• [Stated goal]: Word for word, restate every line of the material.

• [Given records]:
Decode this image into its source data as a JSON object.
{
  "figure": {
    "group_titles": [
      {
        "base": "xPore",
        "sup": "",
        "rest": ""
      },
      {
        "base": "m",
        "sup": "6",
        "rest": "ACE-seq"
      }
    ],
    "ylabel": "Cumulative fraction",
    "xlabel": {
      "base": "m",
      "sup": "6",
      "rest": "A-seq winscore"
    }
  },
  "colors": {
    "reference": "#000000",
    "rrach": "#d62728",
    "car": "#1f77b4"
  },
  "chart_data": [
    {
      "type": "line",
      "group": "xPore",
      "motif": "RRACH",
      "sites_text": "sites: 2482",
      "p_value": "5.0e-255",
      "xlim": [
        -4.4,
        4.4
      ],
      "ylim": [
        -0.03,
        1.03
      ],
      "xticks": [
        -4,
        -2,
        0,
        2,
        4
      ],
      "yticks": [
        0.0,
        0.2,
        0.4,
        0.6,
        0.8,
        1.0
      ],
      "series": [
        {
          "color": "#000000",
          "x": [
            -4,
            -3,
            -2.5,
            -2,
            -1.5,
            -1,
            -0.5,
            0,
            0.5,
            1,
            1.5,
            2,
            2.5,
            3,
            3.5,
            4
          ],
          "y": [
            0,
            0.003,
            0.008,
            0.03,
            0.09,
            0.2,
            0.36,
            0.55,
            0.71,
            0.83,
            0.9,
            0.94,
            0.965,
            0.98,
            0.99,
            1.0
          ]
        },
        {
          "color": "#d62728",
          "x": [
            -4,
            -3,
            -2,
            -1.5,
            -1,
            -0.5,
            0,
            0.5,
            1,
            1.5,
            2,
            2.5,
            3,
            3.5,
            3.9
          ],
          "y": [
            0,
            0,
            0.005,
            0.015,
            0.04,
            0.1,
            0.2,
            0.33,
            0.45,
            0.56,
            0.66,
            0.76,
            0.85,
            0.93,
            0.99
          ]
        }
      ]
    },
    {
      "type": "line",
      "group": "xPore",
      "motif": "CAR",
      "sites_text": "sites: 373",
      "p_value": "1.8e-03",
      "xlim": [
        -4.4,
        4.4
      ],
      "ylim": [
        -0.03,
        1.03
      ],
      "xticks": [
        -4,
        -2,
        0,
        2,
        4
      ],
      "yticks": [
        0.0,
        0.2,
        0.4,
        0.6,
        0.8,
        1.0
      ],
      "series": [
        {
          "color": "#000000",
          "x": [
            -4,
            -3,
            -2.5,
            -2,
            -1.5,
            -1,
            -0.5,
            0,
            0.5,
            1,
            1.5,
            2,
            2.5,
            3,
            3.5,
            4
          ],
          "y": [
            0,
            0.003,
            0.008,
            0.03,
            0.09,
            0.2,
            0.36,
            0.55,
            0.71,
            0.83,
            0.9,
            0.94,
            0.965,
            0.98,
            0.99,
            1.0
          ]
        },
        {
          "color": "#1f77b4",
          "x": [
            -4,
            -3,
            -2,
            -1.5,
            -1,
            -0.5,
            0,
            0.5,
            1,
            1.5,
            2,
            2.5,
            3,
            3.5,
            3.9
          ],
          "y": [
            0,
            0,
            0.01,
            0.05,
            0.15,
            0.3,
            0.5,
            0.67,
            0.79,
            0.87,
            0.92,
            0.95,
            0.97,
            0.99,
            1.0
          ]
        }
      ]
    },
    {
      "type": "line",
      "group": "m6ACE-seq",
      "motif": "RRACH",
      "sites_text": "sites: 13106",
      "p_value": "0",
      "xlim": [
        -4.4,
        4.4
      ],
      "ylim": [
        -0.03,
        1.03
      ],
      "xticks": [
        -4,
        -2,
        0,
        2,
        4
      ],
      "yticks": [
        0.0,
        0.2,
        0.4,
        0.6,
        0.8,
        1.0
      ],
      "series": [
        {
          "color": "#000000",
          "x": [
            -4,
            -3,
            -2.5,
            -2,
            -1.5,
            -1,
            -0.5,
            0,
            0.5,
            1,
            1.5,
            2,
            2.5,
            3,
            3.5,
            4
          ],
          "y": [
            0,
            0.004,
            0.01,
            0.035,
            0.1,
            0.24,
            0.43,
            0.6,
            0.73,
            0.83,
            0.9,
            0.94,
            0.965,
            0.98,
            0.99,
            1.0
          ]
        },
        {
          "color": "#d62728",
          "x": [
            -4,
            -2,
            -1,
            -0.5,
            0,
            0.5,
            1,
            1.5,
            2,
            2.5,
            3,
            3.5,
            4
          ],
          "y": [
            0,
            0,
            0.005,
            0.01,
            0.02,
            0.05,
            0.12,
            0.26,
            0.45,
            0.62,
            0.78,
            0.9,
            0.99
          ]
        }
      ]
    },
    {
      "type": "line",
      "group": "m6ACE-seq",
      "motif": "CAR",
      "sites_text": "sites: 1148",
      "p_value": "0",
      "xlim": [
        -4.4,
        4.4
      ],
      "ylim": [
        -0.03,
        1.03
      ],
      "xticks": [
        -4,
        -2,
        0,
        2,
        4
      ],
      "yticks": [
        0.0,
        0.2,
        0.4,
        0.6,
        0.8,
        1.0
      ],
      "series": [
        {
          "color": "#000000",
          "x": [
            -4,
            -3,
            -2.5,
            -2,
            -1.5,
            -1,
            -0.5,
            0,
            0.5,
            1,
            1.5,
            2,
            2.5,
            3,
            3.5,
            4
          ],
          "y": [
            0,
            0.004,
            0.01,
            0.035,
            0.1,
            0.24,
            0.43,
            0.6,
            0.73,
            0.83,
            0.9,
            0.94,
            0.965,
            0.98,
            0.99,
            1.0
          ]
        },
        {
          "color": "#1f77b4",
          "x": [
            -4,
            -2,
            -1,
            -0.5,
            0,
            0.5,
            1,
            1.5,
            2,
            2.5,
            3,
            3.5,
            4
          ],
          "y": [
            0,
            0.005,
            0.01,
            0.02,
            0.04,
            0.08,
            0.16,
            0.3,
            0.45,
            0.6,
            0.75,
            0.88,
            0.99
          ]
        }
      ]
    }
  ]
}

• [Expected answer]:
Decode this image into its source data as a JSON object.
{
  "figure": {
    "group_titles": [
      {
        "base": "xPore",
        "sup": "",
        "rest": ""
      },
      {
        "base": "m",
        "sup": "6",
        "rest": "ACE-seq"
      }
    ],
    "ylabel": "Cumulative fraction",
    "xlabel": {
      "base": "m",
      "sup": "6",
      "rest": "A-seq winscore"
    }
  },
  "colors": {
    "reference": "#000000",
    "rrach": "#d62728",
    "car": "#1f77b4"
  },
  "chart_data": [
    {
      "type": "line",
      "group": "xPore",
      "motif": "RRACH",
      "sites_text": "sites: 2482",
      "p_value": "5.0e-255",
      "xlim": [
        -4.4,
        4.4
      ],
      "ylim": [
        -0.03,
        1.03
      ],
      "xticks": [
        -4,
        -2,
        0,
        2,
        4
      ],
      "yticks": [
        0.0,
        0.2,
        0.4,
        0.6,
        0.8,
        1.0
      ],
      "series": [
        {
          "color": "#000000",
          "x": [
            -4,
            -3,
            -2.5,
            -2,
            -1.5,
            -1,
            -0.5,
            0,
            0.5,
            1,
            1.5,
            2,
            2.5,
            3,
            3.5,
            4
          ],
          "y": [
            0,
            0.003,
            0.008,
            0.03,
            0.09,
            0.2,
            0.36,
            0.55,
            0.71,
            0.83,
            0.9,
            0.94,
            0.965,
            0.98,
            0.99,
            1.0
          ]
        },
        {
          "color": "#d62728",
          "x": [
            -4,
            -3,
            -2,
            -1.5,
            -1,
            -0.5,
            0,
            0.5,
            1,
            1.5,
            2,
            2.5,
            3,
            3.5,
            3.9
          ],
          "y": [
            0,
            0,
            0.005,
            0.015,
            0.04,
            0.1,
            0.2,
            0.33,
            0.45,
            0.56,
            0.66,
            0.76,
            0.85,
            0.93,
            0.99
          ]
        }
      ]
    },
    {
      "type": "line",
      "group": "xPore",
      "motif": "CAR",
      "sites_text": "sites: 373",
      "p_value": "1.8e-03",
      "xlim": [
        -4.4,
        4.4
      ],
      "ylim": [
        -0.03,
        1.03
      ],
      "xticks": [
        -4,
        -2,
        0,
        2,
        4
      ],
      "yticks": [
        0.0,
        0.2,
        0.4,
        0.6,
        0.8,
        1.0
      ],
      "series": [
        {
          "color": "#000000",
          "x": [
            -4,
            -3,
            -2.5,
            -2,
            -1.5,
            -1,
            -0.5,
            0,
            0.5,
            1,
            1.5,
            2,
            2.5,
            3,
            3.5,
            4
          ],
          "y": [
            0,
            0.003,
            0.008,
            0.03,
            0.09,
            0.2,
            0.36,
            0.55,
            0.71,
            0.83,
            0.9,
            0.94,
            0.965,
            0.98,
            0.99,
            1.0
          ]
        },
        {
          "color": "#1f77b4",
          "x": [
            -4,
            -3,
            -2,
            -1.5,
            -1,
            -0.5,
            0,
            0.5,
            1,
            1.5,
            2,
            2.5,
            3,
            3.5,
            3.9
          ],
          "y": [
            0,
            0,
            0.01,
            0.05,
            0.15,
            0.3,
            0.5,
            0.67,
            0.79,
            0.87,
            0.92,
            0.95,
            0.97,
            0.99,
            1.0
          ]
        }
      ]
    },
    {
      "type": "line",
      "group": "m6ACE-seq",
      "motif": "RRACH",
      "sites_text": "sites: 13106",
      "p_value": "0",
      "xlim": [
        -4.4,
        4.4
      ],
      "ylim": [
        -0.03,
        1.03
      ],
      "xticks": [
        -4,
        -2,
        0,
        2,
        4
      ],
      "yticks": [
        0.0,
        0.2,
        0.4,
        0.6,
        0.8,
        1.0
      ],
      "series": [
        {
          "color": "#000000",
          "x": [
            -4,
            -3,
            -2.5,
            -2,
            -1.5,
            -1,
            -0.5,
            0,
            0.5,
            1,
            1.5,
            2,
            2.5,
            3,
            3.5,
            4
          ],
          "y": [
            0,
            0.004,
            0.01,
            0.035,
            0.1,
            0.24,
            0.43,
            0.6,
            0.73,
            0.83,
            0.9,
            0.94,
            0.965,
            0.98,
            0.99,
            1.0
          ]
        },
        {
          "color": "#d62728",
          "x": [
            -4,
            -2,
            -1,
            -0.5,
            0,
            0.5,
            1,
            1.5,
            2,
            2.5,
            3,
            3.5,
            4
          ],
          "y": [
            0,
            0,
            0.005,
            0.01,
            0.02,
            0.05,
            0.12,
            0.26,
            0.45,
            0.62,
            0.78,
            0.9,
            0.99
          ]
        }
      ]
    },
    {
      "type": "line",
      "group": "m6ACE-seq",
      "motif": "CAR",
      "sites_text": "sites: 1148",
      "p_value": "0",
      "xlim": [
        -4.4,
        4.4
      ],
      "ylim": [
        -0.03,
        1.03
      ],
      "xticks": [
        -4,
        -2,
        0,
        2,
        4
      ],
      "yticks": [
        0.0,
        0.2,
        0.4,
        0.6,
        0.8,
        1.0
      ],
      "series": [
        {
          "color": "#000000",
          "x": [
            -4,
            -3,
            -2.5,
            -2,
            -1.5,
            -1,
            -0.5,
            0,
            0.5,
            1,
            1.5,
            2,
            2.5,
            3,
            3.5,
            4
          ],
          "y": [
            0,
            0.004,
            0.01,
            0.035,
            0.1,
            0.24,
            0.43,
            0.6,
            0.73,
            0.83,
            0.9,
            0.94,
            0.965,
            0.98,
            0.99,
            1.0
          ]
        },
        {
          "color": "#1f77b4",
          "x": [
            -4,
            -2,
            -1,
            -0.5,
            0,
            0.5,
            1,
            1.5,
            2,
            2.5,
            3,
            3.5,
            4
          ],
          "y": [
            0,
            0.005,
            0.01,
            0.02,
            0.04,
            0.08,
            0.16,
            0.3,
            0.45,
            0.6,
            0.75,
            0.88,
            0.99
          ]
        }
      ]
    }
  ]
}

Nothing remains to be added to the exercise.